** Start **

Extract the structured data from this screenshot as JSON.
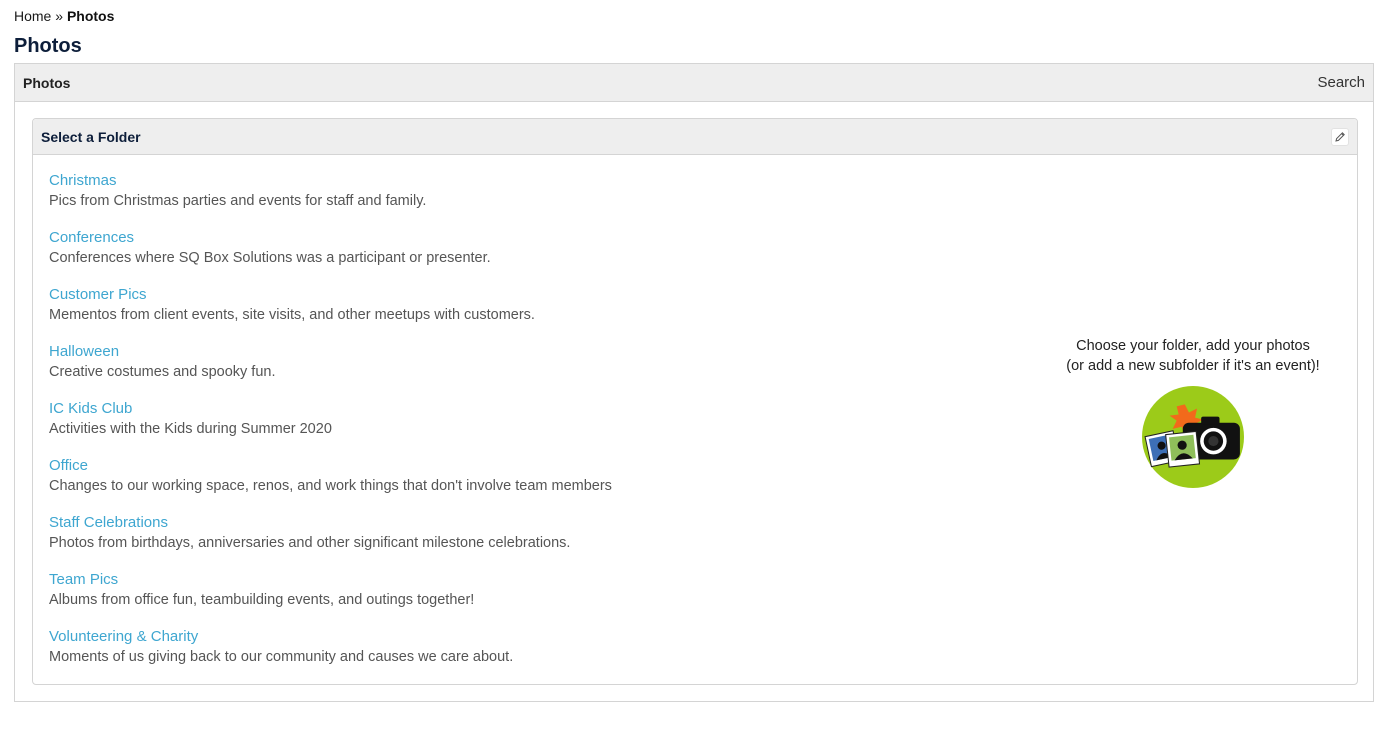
{
  "breadcrumb": {
    "home": "Home",
    "separator": "»",
    "current": "Photos"
  },
  "page_title": "Photos",
  "outer_panel": {
    "tab_label": "Photos",
    "search_label": "Search"
  },
  "folder_panel": {
    "title": "Select a Folder",
    "edit_icon": "pencil-icon"
  },
  "folders": [
    {
      "name": "Christmas",
      "description": "Pics from Christmas parties and events for staff and family."
    },
    {
      "name": "Conferences",
      "description": "Conferences where SQ Box Solutions was a participant or presenter."
    },
    {
      "name": "Customer Pics",
      "description": "Mementos from client events, site visits, and other meetups with customers."
    },
    {
      "name": "Halloween",
      "description": "Creative costumes and spooky fun."
    },
    {
      "name": "IC Kids Club",
      "description": "Activities with the Kids during Summer 2020"
    },
    {
      "name": "Office",
      "description": "Changes to our working space, renos, and work things that don't involve team members"
    },
    {
      "name": "Staff Celebrations",
      "description": "Photos from birthdays, anniversaries and other significant milestone celebrations."
    },
    {
      "name": "Team Pics",
      "description": "Albums from office fun, teambuilding events, and outings together!"
    },
    {
      "name": "Volunteering & Charity",
      "description": "Moments of us giving back to our community and causes we care about."
    }
  ],
  "promo": {
    "line1": "Choose your folder, add your photos",
    "line2": "(or add a new subfolder if it's an event)!",
    "icon": "camera-photos-icon"
  },
  "colors": {
    "link": "#3ea6d0",
    "header_bg": "#eeeeee",
    "icon_circle": "#9ccb19"
  }
}
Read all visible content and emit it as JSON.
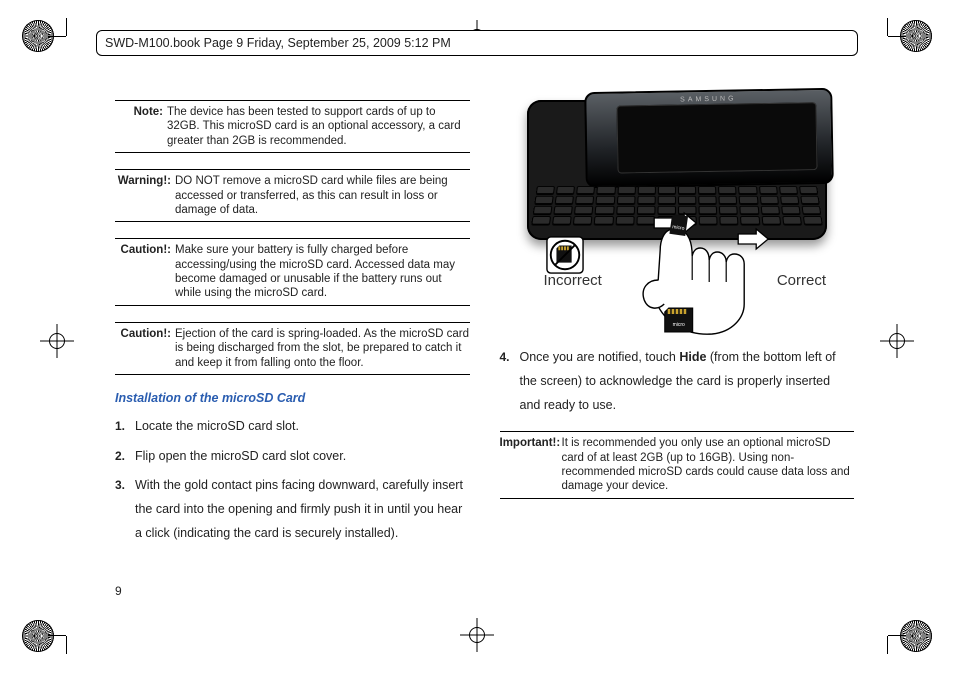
{
  "header": "SWD-M100.book  Page 9  Friday, September 25, 2009  5:12 PM",
  "page_number": "9",
  "left": {
    "note_label": "Note:",
    "note_text": "The device has been tested to support cards of up to 32GB. This microSD card is an optional accessory, a card greater than 2GB is recommended.",
    "warn_label": "Warning!:",
    "warn_text": "DO NOT remove a microSD card while files are being accessed or transferred, as this can result in loss or damage of data.",
    "caution1_label": "Caution!:",
    "caution1_text": "Make sure your battery is fully charged before accessing/using the microSD card. Accessed data may become damaged or unusable if the battery runs out while using the microSD card.",
    "caution2_label": "Caution!:",
    "caution2_text": "Ejection of the card is spring-loaded. As the microSD card is being discharged from the slot, be prepared to catch it and keep it from falling onto the floor.",
    "section_title": "Installation of the microSD Card",
    "steps": {
      "s1_num": "1.",
      "s1": "Locate the microSD card slot.",
      "s2_num": "2.",
      "s2": "Flip open the microSD card slot cover.",
      "s3_num": "3.",
      "s3": "With the gold contact pins facing downward, carefully insert the card into the opening and firmly push it in until you hear a click (indicating the card is securely installed)."
    }
  },
  "right": {
    "brand": "SAMSUNG",
    "incorrect": "Incorrect",
    "correct": "Correct",
    "step4_num": "4.",
    "step4_pre": "Once you are notified, touch ",
    "step4_bold": "Hide",
    "step4_post": " (from the bottom left of the screen) to acknowledge the card is properly inserted and ready to use.",
    "important_label": "Important!:",
    "important_text": "It is recommended you only use an optional microSD card of at least 2GB (up to 16GB). Using non-recommended microSD cards could cause data loss and damage your device."
  }
}
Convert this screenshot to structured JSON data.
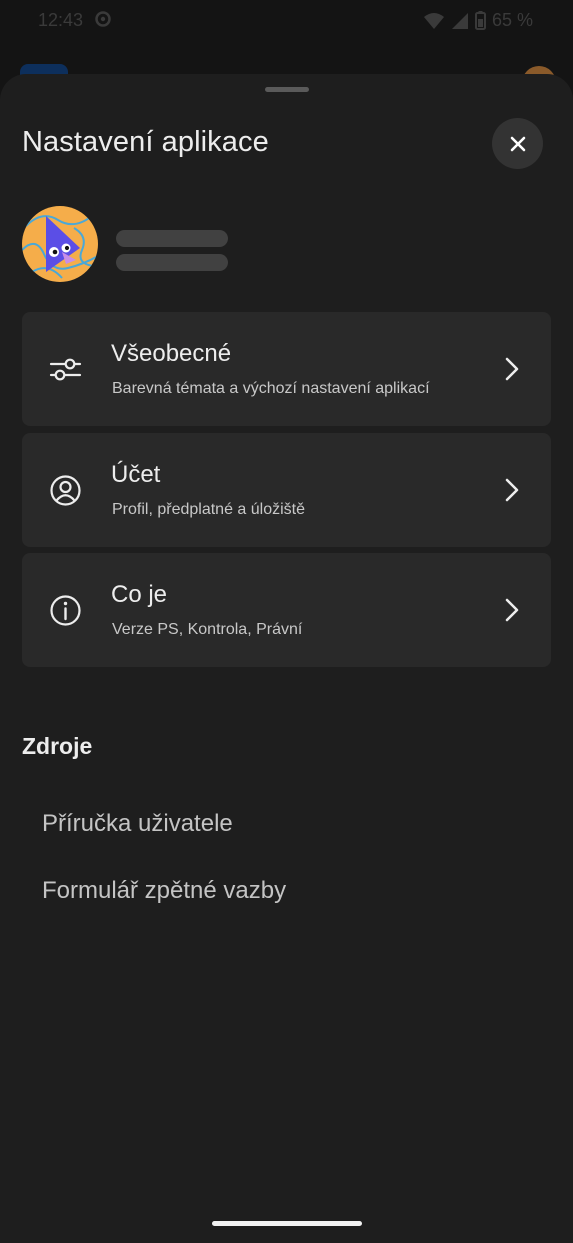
{
  "status_bar": {
    "time": "12:43",
    "battery": "65 %"
  },
  "header": {
    "title": "Nastavení aplikace",
    "close_icon": "close-icon"
  },
  "settings": {
    "items": [
      {
        "title": "Všeobecné",
        "subtitle": "Barevná témata a výchozí nastavení aplikací",
        "icon": "sliders-icon"
      },
      {
        "title": "Účet",
        "subtitle": "Profil, předplatné a úložiště",
        "icon": "account-circle-icon"
      },
      {
        "title": "Co je",
        "subtitle": "Verze PS, Kontrola, Právní",
        "icon": "info-icon"
      }
    ]
  },
  "resources": {
    "heading": "Zdroje",
    "links": [
      "Příručka uživatele",
      "Formulář zpětné vazby"
    ]
  },
  "colors": {
    "sheet_background": "#1e1e1e",
    "card_background": "#292929",
    "close_button_background": "#333333",
    "avatar_background": "#f5ad4a",
    "avatar_character": "#5b4ee6"
  }
}
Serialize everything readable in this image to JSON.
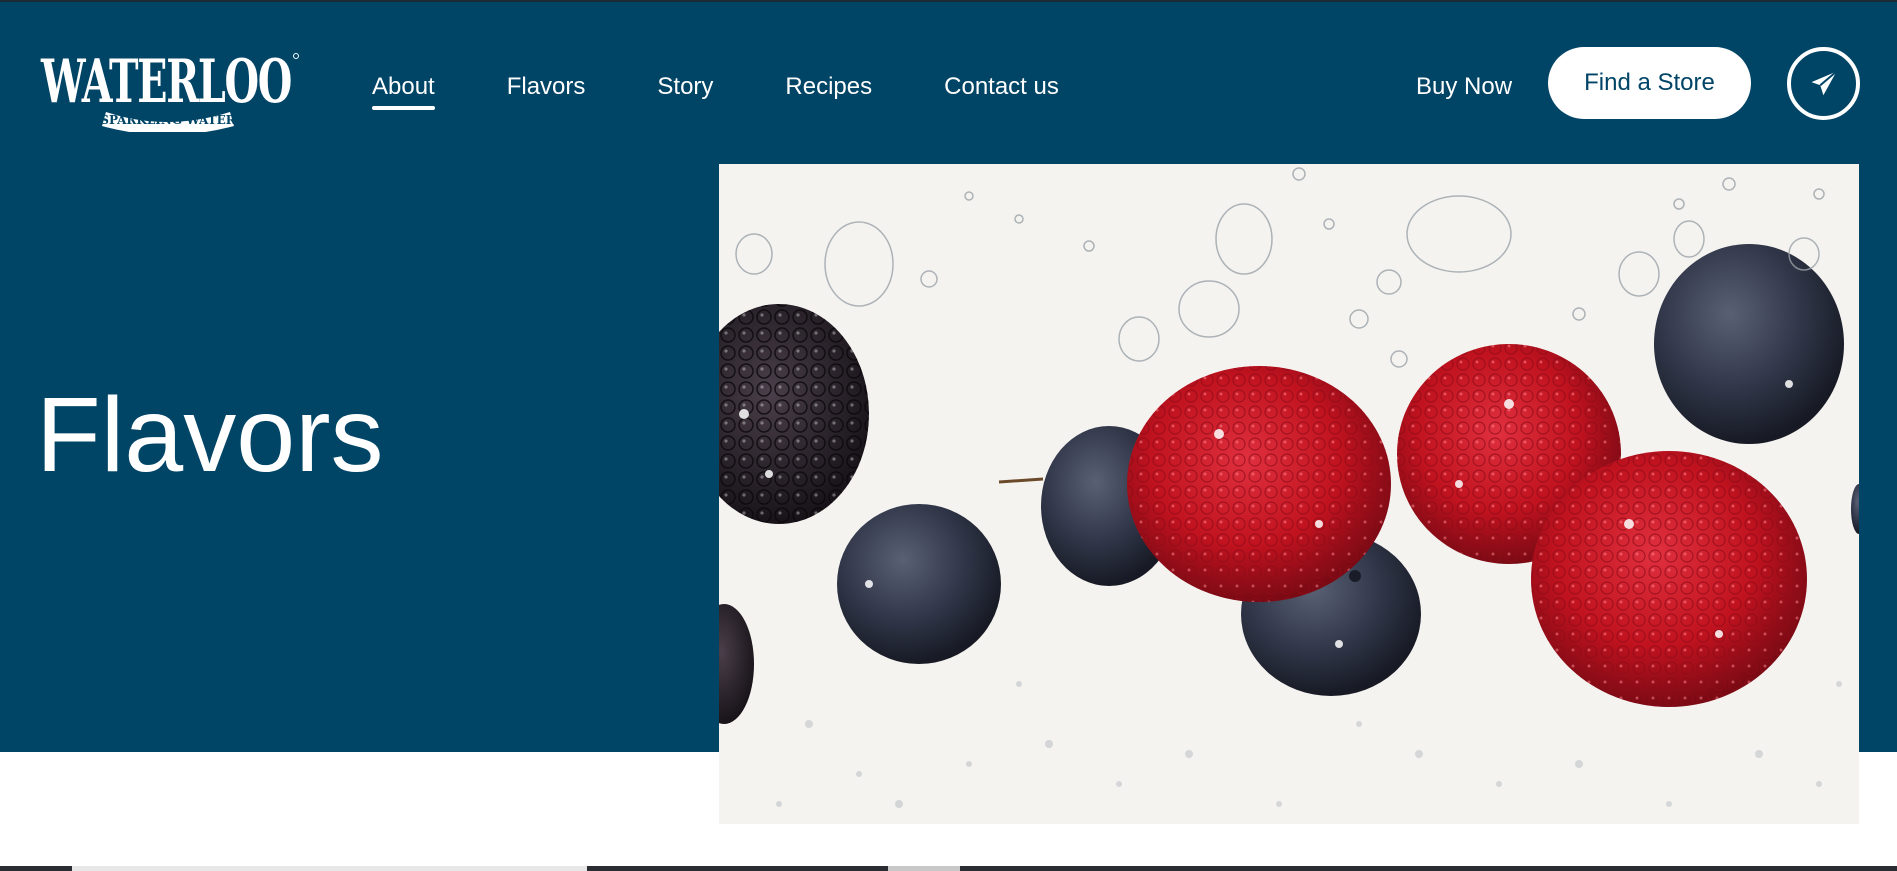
{
  "brand": {
    "logo_name": "WATERLOO",
    "logo_tagline": "SPARKLING WATER",
    "colors": {
      "navy": "#004466",
      "white": "#ffffff",
      "raspberry": "#c1121f",
      "blueberry": "#2f3547"
    }
  },
  "nav": {
    "items": [
      {
        "label": "About",
        "active": true
      },
      {
        "label": "Flavors",
        "active": false
      },
      {
        "label": "Story",
        "active": false
      },
      {
        "label": "Recipes",
        "active": false
      },
      {
        "label": "Contact us",
        "active": false
      }
    ]
  },
  "header_actions": {
    "buy_now": "Buy Now",
    "find_store": "Find a Store",
    "send_icon": "paper-plane-icon"
  },
  "hero": {
    "title": "Flavors",
    "image_subject": "raspberries-and-blueberries-in-sparkling-water-image"
  }
}
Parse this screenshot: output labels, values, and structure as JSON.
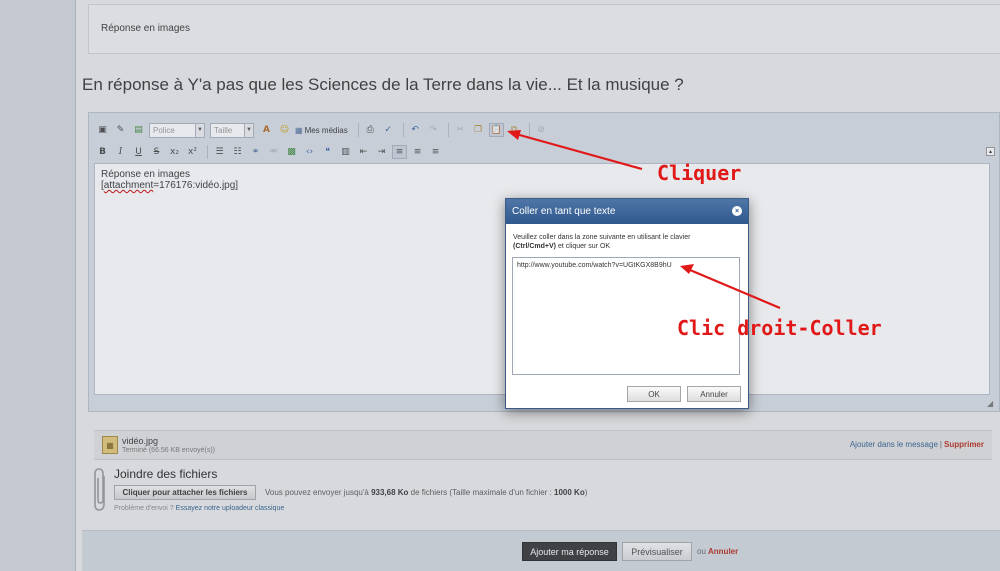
{
  "quote": {
    "text": "Réponse en images"
  },
  "reply_title": "En réponse à Y'a pas que les Sciences de la Terre dans la vie... Et la musique ?",
  "toolbar": {
    "font_placeholder": "Police",
    "size_placeholder": "Taille",
    "media_label": "Mes médias",
    "bold": "B",
    "italic": "I",
    "underline": "U",
    "strike": "S",
    "subscript": "x₂",
    "superscript": "x²"
  },
  "editor": {
    "line1": "Réponse en images",
    "line2_prefix": "[",
    "line2_word": "attachment",
    "line2_suffix": "=176176:vidéo.jpg]"
  },
  "attachment": {
    "file_name": "vidéo.jpg",
    "status": "Terminé (66.56 KB envoyé(s))",
    "insert_label": "Ajouter dans le message",
    "separator": "|",
    "delete_label": "Supprimer"
  },
  "join_files": {
    "title": "Joindre des fichiers",
    "button_label": "Cliquer pour attacher les fichiers",
    "quota_prefix": "Vous pouvez envoyer jusqu'à",
    "quota_value": "933,68 Ko",
    "quota_middle": "de fichiers (Taille maximale d'un fichier :",
    "quota_max": "1000 Ko",
    "quota_suffix": ")",
    "help_prefix": "Problème d'envoi ?",
    "help_link": "Essayez notre uploadeur classique"
  },
  "actions": {
    "submit_label": "Ajouter ma réponse",
    "preview_label": "Prévisualiser",
    "or_label": "ou",
    "cancel_label": "Annuler"
  },
  "dialog": {
    "title": "Coller en tant que texte",
    "close_label": "×",
    "instruction_line1": "Veuillez coller dans la zone suivante en utilisant le clavier",
    "instruction_keys": "(Ctrl/Cmd+V)",
    "instruction_line2": "et cliquer sur OK",
    "paste_value": "http://www.youtube.com/watch?v=UGtKGX8B9hU",
    "ok_label": "OK",
    "cancel_label": "Annuler"
  },
  "annotations": {
    "click": "Cliquer",
    "right_click_paste": "Clic droit-Coller"
  },
  "colors": {
    "dialog_header": "#3a6297",
    "annotation_red": "#e01818",
    "submit_button": "#333333",
    "delete_link": "#b52a1a"
  }
}
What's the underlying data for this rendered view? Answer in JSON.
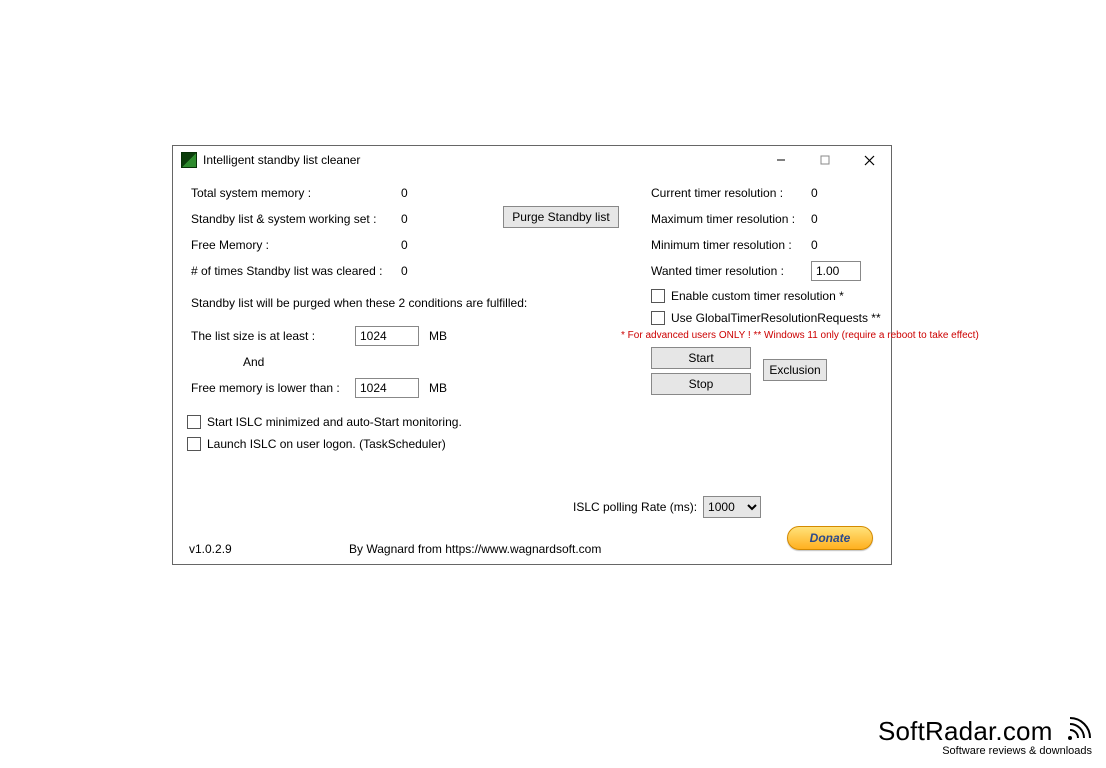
{
  "window": {
    "title": "Intelligent standby list cleaner"
  },
  "stats": {
    "total_memory_label": "Total system memory :",
    "total_memory_value": "0",
    "standby_set_label": "Standby list & system working set :",
    "standby_set_value": "0",
    "free_memory_label": "Free Memory :",
    "free_memory_value": "0",
    "cleared_count_label": "# of times Standby list was cleared :",
    "cleared_count_value": "0"
  },
  "purge_button": "Purge Standby list",
  "conditions": {
    "intro": "Standby list will be purged when these 2 conditions are fulfilled:",
    "list_size_label": "The list size is at least :",
    "list_size_value": "1024",
    "list_size_unit": "MB",
    "and": "And",
    "free_mem_label": "Free memory is lower than :",
    "free_mem_value": "1024",
    "free_mem_unit": "MB"
  },
  "options": {
    "start_minimized": "Start ISLC minimized and auto-Start monitoring.",
    "launch_on_logon": "Launch ISLC on user logon. (TaskScheduler)"
  },
  "timer": {
    "current_label": "Current timer resolution :",
    "current_value": "0",
    "max_label": "Maximum timer resolution :",
    "max_value": "0",
    "min_label": "Minimum timer resolution :",
    "min_value": "0",
    "wanted_label": "Wanted timer resolution :",
    "wanted_value": "1.00",
    "enable_custom": "Enable custom timer resolution *",
    "use_global": "Use GlobalTimerResolutionRequests **",
    "warning": "* For advanced users ONLY !  ** Windows 11 only (require a reboot to take effect)"
  },
  "buttons": {
    "start": "Start",
    "stop": "Stop",
    "exclusion": "Exclusion",
    "donate": "Donate"
  },
  "polling": {
    "label": "ISLC polling Rate (ms):",
    "value": "1000"
  },
  "footer": {
    "version": "v1.0.2.9",
    "byline": "By Wagnard from https://www.wagnardsoft.com"
  },
  "watermark": {
    "brand": "SoftRadar.com",
    "sub": "Software reviews & downloads"
  }
}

** End **

- _WHAT TO PRODUCE_
From the data above, copy each line where the string "left" appears.

- _EXERCISE RESULT_
  "left": {
    "step4_post": " (from the bottom left of the screen) to acknowledge the card is properly inserted and ready to use.",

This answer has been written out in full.